Exercise objective: Extract all lines that hold the string "Period".

(Figure content listings)
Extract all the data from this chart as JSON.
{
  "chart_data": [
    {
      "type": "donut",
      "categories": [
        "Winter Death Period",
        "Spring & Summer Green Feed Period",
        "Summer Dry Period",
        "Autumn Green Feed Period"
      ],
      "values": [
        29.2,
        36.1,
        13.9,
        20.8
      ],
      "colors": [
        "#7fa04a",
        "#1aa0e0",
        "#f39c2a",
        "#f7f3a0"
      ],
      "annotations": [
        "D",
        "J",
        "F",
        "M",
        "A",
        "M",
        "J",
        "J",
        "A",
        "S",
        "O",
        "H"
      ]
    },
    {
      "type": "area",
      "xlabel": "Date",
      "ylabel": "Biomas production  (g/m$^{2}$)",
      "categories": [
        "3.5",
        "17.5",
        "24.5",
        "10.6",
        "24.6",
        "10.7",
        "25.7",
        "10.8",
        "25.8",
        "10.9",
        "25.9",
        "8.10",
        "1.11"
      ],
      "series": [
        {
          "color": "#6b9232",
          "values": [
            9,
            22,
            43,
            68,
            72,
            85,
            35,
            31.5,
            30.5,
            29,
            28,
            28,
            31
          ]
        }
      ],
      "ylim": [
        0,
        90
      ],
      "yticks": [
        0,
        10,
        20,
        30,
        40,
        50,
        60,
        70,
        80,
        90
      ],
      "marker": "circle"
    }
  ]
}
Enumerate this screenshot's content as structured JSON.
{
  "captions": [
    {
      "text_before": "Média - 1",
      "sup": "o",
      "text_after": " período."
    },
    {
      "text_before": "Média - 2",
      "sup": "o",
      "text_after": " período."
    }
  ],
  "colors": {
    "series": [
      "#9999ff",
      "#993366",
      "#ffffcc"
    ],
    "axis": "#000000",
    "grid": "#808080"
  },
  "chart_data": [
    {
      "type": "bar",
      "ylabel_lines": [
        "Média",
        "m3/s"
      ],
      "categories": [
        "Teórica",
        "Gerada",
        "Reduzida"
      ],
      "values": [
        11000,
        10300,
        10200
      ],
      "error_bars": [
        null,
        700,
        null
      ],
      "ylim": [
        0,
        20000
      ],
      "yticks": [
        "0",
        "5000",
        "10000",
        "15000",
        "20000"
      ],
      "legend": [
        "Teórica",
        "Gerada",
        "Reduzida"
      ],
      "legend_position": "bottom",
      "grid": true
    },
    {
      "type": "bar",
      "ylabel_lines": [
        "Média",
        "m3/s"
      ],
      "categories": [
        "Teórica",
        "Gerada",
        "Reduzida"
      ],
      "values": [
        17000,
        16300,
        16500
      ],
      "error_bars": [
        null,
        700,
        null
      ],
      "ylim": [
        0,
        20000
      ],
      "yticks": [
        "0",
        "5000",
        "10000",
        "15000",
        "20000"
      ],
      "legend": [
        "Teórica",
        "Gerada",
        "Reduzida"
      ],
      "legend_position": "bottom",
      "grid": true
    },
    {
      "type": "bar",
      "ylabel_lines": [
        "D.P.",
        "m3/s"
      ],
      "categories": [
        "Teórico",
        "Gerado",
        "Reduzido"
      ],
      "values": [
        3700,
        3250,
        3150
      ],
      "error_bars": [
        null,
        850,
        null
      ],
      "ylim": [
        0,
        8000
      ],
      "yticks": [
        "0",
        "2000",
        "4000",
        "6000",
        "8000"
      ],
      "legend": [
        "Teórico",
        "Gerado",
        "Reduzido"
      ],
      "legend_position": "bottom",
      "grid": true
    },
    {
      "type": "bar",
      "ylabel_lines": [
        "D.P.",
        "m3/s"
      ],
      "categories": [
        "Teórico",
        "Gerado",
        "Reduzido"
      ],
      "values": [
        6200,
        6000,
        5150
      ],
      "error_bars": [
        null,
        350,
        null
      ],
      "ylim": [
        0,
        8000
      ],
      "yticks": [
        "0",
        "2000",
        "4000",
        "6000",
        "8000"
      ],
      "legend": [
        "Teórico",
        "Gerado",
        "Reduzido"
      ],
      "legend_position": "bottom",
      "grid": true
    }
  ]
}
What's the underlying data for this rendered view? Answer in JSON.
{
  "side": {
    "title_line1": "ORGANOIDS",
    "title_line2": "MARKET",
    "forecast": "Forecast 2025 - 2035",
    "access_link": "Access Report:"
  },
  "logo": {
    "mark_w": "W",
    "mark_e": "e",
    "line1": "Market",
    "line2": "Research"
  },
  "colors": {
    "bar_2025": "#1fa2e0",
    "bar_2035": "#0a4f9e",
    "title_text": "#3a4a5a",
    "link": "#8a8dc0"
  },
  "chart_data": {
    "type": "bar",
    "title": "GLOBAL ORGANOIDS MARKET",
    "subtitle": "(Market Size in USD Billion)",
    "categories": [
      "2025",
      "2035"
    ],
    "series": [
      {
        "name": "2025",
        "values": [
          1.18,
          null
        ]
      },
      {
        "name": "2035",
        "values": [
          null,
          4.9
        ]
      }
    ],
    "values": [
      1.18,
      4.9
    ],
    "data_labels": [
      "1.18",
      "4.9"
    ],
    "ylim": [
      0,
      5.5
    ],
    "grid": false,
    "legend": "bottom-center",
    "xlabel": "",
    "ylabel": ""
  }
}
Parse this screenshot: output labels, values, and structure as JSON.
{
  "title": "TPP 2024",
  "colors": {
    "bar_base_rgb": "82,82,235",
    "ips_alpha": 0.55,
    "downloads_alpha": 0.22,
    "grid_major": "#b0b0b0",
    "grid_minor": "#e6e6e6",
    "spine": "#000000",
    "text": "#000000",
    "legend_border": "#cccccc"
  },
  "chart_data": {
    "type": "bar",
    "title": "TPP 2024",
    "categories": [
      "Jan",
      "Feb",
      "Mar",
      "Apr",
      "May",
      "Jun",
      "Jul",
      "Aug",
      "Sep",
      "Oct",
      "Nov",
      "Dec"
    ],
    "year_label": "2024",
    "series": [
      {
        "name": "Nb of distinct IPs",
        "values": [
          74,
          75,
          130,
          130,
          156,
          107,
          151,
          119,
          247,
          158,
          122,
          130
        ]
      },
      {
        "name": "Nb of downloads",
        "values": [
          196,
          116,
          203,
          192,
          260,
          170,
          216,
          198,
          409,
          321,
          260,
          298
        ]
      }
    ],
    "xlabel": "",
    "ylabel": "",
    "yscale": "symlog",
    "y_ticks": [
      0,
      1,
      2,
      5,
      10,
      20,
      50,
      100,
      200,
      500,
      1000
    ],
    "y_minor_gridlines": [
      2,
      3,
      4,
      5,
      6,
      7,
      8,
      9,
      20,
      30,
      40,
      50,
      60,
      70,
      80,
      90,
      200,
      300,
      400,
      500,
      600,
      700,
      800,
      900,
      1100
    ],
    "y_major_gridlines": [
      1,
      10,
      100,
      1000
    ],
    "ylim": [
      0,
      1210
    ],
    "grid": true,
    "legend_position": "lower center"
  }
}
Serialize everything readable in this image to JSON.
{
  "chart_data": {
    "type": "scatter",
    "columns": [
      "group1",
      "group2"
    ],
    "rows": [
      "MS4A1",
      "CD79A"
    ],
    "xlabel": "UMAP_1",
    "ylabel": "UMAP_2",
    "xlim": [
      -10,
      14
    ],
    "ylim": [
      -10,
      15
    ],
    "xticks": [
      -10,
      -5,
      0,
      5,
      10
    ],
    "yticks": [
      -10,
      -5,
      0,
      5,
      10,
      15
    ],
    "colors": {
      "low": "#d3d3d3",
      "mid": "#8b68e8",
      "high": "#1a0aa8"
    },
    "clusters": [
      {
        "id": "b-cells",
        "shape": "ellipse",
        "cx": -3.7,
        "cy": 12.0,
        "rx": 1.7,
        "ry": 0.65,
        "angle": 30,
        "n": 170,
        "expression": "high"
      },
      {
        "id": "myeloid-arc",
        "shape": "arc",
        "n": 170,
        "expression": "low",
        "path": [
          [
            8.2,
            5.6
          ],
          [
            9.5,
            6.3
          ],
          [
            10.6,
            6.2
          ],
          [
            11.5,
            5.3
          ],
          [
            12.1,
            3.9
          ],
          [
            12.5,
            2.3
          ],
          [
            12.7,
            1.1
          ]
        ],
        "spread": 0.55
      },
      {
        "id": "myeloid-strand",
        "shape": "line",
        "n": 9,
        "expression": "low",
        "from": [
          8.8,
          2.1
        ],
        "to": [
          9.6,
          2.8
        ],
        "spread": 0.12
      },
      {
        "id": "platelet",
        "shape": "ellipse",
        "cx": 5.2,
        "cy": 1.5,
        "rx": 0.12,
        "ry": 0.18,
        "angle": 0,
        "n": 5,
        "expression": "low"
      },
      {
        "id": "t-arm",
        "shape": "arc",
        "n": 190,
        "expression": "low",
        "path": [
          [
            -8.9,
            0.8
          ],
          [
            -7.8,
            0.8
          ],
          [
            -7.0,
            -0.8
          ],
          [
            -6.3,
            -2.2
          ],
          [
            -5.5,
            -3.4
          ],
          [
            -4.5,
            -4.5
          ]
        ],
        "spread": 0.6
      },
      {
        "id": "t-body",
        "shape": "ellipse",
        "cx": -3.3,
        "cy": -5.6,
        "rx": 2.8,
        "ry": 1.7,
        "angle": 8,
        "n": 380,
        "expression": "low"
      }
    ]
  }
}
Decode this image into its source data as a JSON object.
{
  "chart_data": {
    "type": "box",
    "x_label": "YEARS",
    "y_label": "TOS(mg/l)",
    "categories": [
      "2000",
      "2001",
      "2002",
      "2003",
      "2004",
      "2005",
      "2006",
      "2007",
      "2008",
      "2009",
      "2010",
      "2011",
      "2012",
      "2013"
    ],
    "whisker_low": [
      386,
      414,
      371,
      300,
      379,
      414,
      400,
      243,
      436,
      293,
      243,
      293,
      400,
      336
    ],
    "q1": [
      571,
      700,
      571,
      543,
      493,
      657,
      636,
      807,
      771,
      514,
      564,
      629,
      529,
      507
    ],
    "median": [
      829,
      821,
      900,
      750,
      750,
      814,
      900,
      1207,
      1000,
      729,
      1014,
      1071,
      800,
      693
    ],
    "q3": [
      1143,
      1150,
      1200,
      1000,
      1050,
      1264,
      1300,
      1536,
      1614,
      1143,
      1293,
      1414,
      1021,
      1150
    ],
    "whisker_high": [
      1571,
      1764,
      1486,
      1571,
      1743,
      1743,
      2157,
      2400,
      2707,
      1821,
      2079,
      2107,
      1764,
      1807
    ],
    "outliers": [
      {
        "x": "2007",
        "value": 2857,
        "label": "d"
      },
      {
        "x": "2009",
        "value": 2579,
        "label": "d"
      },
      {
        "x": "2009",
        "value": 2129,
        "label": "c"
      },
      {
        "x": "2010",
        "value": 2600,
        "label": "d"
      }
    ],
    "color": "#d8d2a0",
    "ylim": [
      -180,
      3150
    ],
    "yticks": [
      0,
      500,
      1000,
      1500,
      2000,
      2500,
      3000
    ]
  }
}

Solution to the problem:
        "Winter Death Period",
        "Spring & Summer Green Feed Period",
        "Summer Dry Period",
        "Autumn Green Feed Period"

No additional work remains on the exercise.